PROBLEM DESCRIPTION
Extract the data exactly, missing nothing.
----------------------------------------
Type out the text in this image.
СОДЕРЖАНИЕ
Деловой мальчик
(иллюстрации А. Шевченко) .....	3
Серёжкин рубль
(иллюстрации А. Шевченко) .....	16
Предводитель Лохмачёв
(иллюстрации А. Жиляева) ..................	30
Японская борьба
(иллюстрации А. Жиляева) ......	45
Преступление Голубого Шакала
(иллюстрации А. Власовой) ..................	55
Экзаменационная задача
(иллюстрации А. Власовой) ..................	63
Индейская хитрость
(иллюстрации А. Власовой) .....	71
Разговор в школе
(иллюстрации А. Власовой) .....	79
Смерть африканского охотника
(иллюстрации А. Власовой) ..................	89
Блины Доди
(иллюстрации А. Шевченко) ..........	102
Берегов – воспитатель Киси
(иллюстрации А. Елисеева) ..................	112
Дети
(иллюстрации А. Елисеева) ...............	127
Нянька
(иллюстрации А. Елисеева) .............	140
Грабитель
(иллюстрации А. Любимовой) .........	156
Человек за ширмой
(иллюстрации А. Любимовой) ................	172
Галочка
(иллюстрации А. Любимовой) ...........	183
----------------------------------------
FULL OUTPUT
Type out the text in this image.
СОДЕРЖАНИЕ
Деловой мальчик
(иллюстрации А. Шевченко) .....	3
Серёжкин рубль
(иллюстрации А. Шевченко) .....	16
Предводитель Лохмачёв
(иллюстрации А. Жиляева) ..................	30
Японская борьба
(иллюстрации А. Жиляева) ......	45
Преступление Голубого Шакала
(иллюстрации А. Власовой) ..................	55
Экзаменационная задача
(иллюстрации А. Власовой) ..................	63
Индейская хитрость
(иллюстрации А. Власовой) .....	71
Разговор в школе
(иллюстрации А. Власовой) .....	79
Смерть африканского охотника
(иллюстрации А. Власовой) ..................	89
Блины Доди
(иллюстрации А. Шевченко) ..........	102
Берегов – воспитатель Киси
(иллюстрации А. Елисеева) ..................	112
Дети
(иллюстрации А. Елисеева) ...............	127
Нянька
(иллюстрации А. Елисеева) .............	140
Грабитель
(иллюстрации А. Любимовой) .........	156
Человек за ширмой
(иллюстрации А. Любимовой) ................	172
Галочка
(иллюстрации А. Любимовой) ...........	183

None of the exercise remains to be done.